実施タスク
1) ゲーム紹介文で、このゲームのデザイナーとして挙げられているのは誰か。
2) ゲーム紹介文の最後の文の後から、続きを書け。

+++ テキスト抜粋

Oriental Phantastic!


"Geisha Girl with Katana"略してGGwKとは、神秘の国ニッポンを舞台とするRole Plaing Gameである。
デザイナーはA.Mountnorth、製作はR Tanakaichiro Games社のデザインチーム。


徹底的なリサーチに基づくリアルな日本の描写と、ダイナミックなプレイが君を待つ!
どうだいそこの日本通のきみ、このゲームで一味違う体験を友達にプレゼントしないか?



Characters

プレイヤーキャラクターは日本の文化・社会を表現するためにアーキタイプと特異な能力値で表現されるんだ。
それに、伝統を重んじる(悪く言えば差別が根強い)日本では職業が性別ごとに分けられる点も再現されている。すごいね!
技・禅・ハイテクの三位一体で戦い、ヤマトダマシイを燃やせ!


Archetypes

  • ニンジャボーイ

投げナイフのシリケンやチェインメイルのカタビラで武装し、非常にカラフルなニンジャクロースに身を包むオリエンタルスパイだ。
有名なのはやはりショー・コスギだけれど、日本通のプレイヤーたちが誰の名前を挙げるのかもこのゲームの楽しみだろう。


  • サムライマン

企業のショーグンに仕えダイミョーの命により滅私奉公する戦士で、戦闘は当然として経理・営業といった業務もこなす。
敵前逃亡を始めとする不名誉な振る舞いは即ハリカリ。そうならないためにも24時間戦う永遠の戦士だ。


  • ローニンファイター

サムライマンの中でも屈指の剣豪で、その技を称えられショーグンからローニンの号を得た男だ。
普段はサムライマンの労働とは無縁だけれど、ショーグンに何かあれば馳せ参じて、仇討ちもしてくれるんだ。


  • スモーレスラー

日本の国技であるスモーの選手だね。にフンドシ一丁で巨体をぶつけあう様は圧巻だよ。化粧も格好良いしね!
彼らの張り手は強力な武器だし、フンドシ姿もただの裸じゃないぞ。


  • ゲイシャガール

日本のエンターテイナーの基本、振り袖姿でシャミセンを持っているのが基本だ。村々を渡り歩いて芸を見せてくれるといわれている。
シャミセンを武器にして戦いもこなす辺りは、さすが日本。


  • オイランレディ

略してOL。企業で働く女性はことごとくオイランレディであり、それゆえか男性相手の交渉で右に出るものはいない。

++++++
+++ 提供データ

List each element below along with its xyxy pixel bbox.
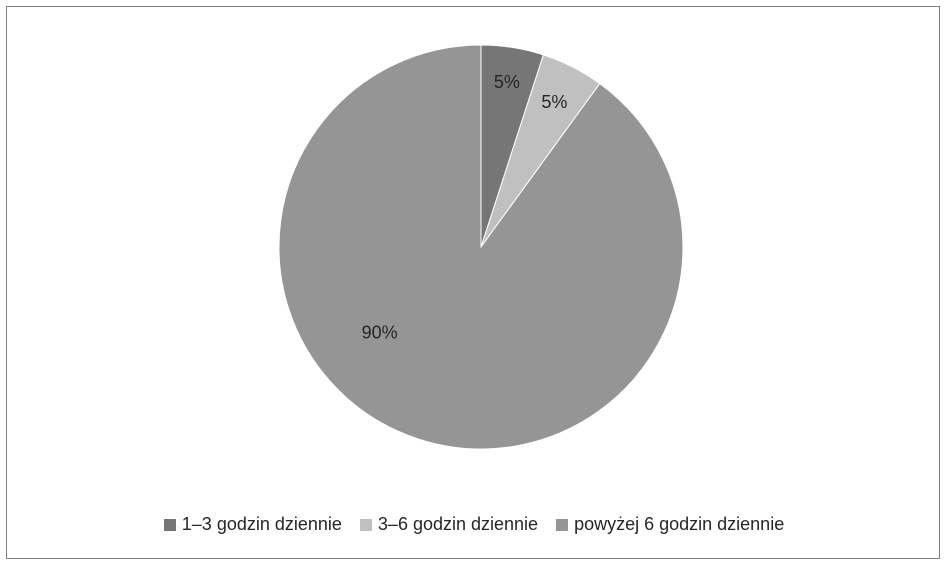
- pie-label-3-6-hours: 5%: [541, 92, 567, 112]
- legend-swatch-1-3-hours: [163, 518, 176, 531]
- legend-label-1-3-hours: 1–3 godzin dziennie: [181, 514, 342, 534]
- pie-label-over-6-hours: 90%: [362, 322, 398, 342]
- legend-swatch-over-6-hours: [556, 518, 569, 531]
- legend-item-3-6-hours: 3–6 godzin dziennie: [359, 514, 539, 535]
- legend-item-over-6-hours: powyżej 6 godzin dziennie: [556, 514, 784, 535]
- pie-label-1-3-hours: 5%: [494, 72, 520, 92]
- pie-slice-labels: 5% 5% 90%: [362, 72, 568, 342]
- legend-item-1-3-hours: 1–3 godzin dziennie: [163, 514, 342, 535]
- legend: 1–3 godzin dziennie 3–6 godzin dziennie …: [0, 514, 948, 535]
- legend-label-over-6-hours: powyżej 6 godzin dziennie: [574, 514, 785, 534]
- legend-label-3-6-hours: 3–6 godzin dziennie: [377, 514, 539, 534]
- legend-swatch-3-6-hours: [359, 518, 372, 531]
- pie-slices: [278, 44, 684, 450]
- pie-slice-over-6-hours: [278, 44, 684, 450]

++++++
+++ 提供データ

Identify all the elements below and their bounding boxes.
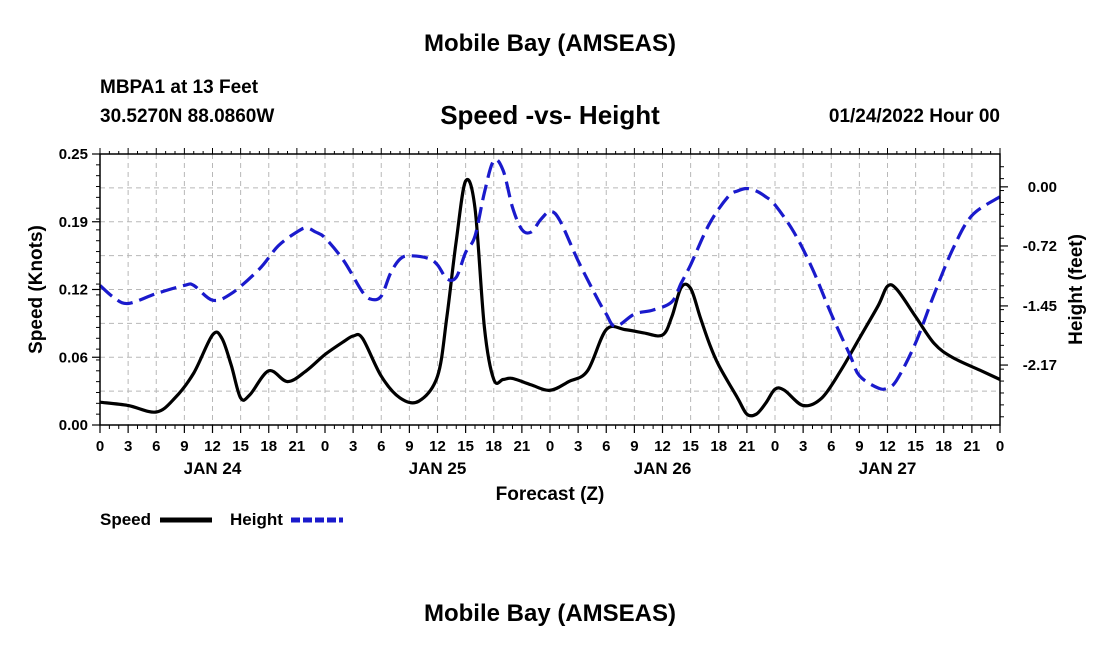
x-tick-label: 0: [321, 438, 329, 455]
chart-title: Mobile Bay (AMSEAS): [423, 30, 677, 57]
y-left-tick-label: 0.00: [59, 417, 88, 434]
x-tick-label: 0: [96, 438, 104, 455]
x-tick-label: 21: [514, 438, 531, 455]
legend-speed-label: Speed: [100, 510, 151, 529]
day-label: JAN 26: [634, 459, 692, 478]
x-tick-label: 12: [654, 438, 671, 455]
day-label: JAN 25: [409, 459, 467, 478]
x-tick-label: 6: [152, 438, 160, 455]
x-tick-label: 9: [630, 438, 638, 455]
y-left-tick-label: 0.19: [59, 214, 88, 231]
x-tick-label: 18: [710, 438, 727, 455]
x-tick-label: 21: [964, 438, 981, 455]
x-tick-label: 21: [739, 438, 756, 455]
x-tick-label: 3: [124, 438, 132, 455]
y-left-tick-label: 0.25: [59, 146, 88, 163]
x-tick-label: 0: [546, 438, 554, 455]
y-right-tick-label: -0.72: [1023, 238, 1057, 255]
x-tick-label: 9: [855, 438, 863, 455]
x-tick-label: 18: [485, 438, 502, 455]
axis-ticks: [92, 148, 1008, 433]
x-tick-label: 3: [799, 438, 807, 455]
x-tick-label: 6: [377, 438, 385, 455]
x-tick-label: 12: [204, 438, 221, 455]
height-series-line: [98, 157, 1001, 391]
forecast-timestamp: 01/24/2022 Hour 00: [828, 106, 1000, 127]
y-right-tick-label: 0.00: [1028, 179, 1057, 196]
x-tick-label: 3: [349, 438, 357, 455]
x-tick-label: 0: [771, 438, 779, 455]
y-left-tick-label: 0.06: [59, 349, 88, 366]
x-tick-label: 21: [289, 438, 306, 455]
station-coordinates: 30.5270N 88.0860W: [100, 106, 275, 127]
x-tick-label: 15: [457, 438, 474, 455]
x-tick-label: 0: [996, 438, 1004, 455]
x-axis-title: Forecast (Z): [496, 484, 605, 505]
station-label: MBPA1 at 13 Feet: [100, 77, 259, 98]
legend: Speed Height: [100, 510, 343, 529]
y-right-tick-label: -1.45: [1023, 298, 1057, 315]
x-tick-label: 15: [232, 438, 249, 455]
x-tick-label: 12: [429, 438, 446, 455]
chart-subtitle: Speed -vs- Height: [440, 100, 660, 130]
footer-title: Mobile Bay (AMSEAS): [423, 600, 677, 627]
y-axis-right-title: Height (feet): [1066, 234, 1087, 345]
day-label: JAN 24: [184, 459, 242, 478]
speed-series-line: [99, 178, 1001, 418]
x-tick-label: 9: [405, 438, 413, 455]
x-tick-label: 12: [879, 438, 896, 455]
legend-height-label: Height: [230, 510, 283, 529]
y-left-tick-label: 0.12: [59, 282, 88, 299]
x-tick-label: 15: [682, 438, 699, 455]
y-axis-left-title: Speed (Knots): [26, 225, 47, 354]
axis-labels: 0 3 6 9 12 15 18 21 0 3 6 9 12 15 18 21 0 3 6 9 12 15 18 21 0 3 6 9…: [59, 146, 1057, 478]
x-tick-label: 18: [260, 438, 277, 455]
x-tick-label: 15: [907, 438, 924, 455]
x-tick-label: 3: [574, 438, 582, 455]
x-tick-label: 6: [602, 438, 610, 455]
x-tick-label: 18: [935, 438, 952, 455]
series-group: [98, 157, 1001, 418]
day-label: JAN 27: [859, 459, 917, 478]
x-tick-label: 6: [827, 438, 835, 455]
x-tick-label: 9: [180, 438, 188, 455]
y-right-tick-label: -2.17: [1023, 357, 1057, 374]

++++++

タスク回答
1) A.Mountnorth。

2)
きらびやかなカンザシはただのアクセサリじゃない。オフィスラブを強要した上司を始末する事を隠語で「クギを刺す」というが、そのクギのことだ。


  • クノイチギャル

女性のニンジャ。"Female"をKanjiで書くと"Kunoichi"になるという話だ。
衣装は白かピンクに限られるあたりにも日本社会が表れているね。



Rules

判定システムは六面体ダイスを三つ(日本製のものだと雰囲気が出る)とボウル(日本のDonburiだとなお良い)を使用する。
日本のTraditionalなダイスゲームで、ダイスポーカーのように『役』を作りその高低で結果を求める。
ロールごとに1の目が二つまたは三つ出ると、日の丸を模した出目によって『ヤマトダマシイ』を感じ、YP(Yamatodamasi Points)を得る。
このYPを消費することでロール回数を増やすことが出来るんだ。ヤマトダマシイを燃やせ!


ボウルを使用している理由は『チョムバ』というルールにあり、ボウルの外にダイスが飛び出してしまうとFumbleとなる。
さらにはキャラクターごとに設定してある呪いや事故に見舞われるという、なんとも恐ろしいことになる。
このため、ボウルの大きさもさることながらクライマックスに近づく興奮がチョムバを招く。
判定システムからして禅の心をプレイヤーに求めて来るんだ。オリエンタル・ファンタスティック!


戦闘は1対1が基本。複数人で戦う際、人数に偏りがある場合は「多い方が余る人数を待機させる」ことで調節する。
これはどんな悪党であろうと貫かれる、日本の美学である。
また、戦う前には作法としてドゲザをするのだ。ニンジャも余程の悪党相手でなければアンブッシュは許可されない。
マフィアであるヤクザの場合は『ニンキをきる』という別の作法があるが、ヤクザ社会の内部でのみドゲザを代替する。


美学と名誉、というとハリカリを避けては通れない。自殺大国でもある日本のポピュラーな手段であり、短刀を用いて腹を切るというものだ。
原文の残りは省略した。